- _Exercise instructions_
Pull out every line in the data that has the string "тегом" in it.

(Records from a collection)
::::::::
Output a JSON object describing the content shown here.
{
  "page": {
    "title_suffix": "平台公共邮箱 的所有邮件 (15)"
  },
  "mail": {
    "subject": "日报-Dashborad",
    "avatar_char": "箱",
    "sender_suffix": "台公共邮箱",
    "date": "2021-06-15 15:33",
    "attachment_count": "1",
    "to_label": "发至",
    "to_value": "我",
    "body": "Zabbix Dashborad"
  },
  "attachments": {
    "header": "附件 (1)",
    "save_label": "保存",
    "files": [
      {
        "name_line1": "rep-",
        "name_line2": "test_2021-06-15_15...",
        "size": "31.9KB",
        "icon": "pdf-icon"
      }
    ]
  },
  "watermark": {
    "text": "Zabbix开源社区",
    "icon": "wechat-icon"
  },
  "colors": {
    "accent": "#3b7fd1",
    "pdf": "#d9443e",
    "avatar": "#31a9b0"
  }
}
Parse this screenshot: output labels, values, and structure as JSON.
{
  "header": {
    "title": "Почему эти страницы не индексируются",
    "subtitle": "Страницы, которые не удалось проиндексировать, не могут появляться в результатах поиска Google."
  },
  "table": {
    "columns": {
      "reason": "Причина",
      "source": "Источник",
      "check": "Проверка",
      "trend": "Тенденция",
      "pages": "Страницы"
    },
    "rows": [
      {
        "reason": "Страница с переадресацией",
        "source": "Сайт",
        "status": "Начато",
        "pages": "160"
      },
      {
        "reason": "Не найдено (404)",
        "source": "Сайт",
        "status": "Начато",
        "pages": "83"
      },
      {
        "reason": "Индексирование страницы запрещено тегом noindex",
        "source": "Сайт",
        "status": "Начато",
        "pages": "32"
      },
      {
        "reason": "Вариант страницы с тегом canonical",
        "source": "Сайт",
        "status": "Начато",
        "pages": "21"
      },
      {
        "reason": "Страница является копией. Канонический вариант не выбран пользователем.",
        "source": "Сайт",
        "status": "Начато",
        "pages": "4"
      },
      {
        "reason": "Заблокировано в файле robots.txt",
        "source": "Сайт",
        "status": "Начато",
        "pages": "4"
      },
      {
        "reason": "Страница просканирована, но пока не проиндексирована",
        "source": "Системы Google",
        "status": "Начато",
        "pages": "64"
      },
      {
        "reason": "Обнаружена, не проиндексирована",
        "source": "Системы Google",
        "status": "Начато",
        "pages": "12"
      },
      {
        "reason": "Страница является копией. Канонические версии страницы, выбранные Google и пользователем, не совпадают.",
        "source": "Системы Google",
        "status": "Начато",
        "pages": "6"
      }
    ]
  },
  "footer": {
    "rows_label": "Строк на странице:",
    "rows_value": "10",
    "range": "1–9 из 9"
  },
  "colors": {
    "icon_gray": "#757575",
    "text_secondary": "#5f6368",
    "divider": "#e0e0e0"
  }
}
::::::::
- _Solved exercise_
        "reason": "Индексирование страницы запрещено тегом noindex",
        "reason": "Вариант страницы с тегом canonical",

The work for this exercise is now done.